Dataset excerpts:

--

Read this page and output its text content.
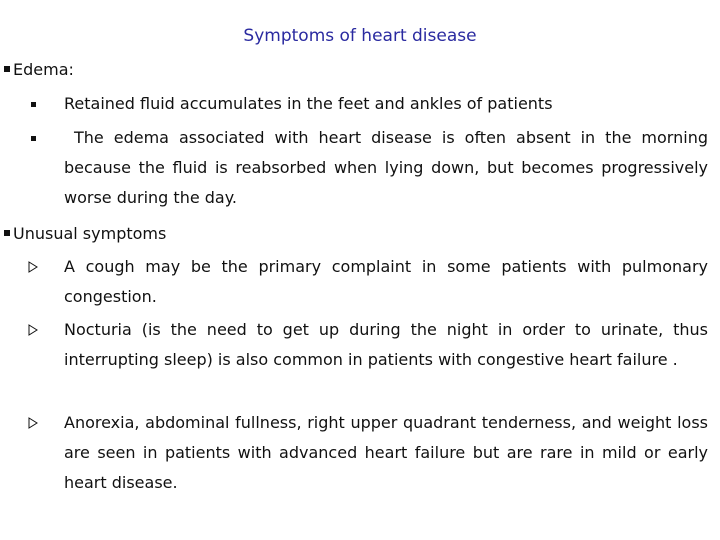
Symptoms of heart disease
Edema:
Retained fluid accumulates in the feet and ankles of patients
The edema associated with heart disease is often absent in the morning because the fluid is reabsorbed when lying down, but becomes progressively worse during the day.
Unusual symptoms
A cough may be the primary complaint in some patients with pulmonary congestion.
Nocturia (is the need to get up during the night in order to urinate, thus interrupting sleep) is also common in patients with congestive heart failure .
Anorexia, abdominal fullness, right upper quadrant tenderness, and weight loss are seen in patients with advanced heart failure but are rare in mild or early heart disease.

--

◆ **TASK DESCRIPTION**:
All lines in the records with the string "fluid" should be copied out.

◆ **FINAL ANSWER**:
Retained fluid accumulates in the feet and ankles of patients
The edema associated with heart disease is often absent in the morning because the fluid is reabsorbed when lying down, but becomes progressively worse during the day.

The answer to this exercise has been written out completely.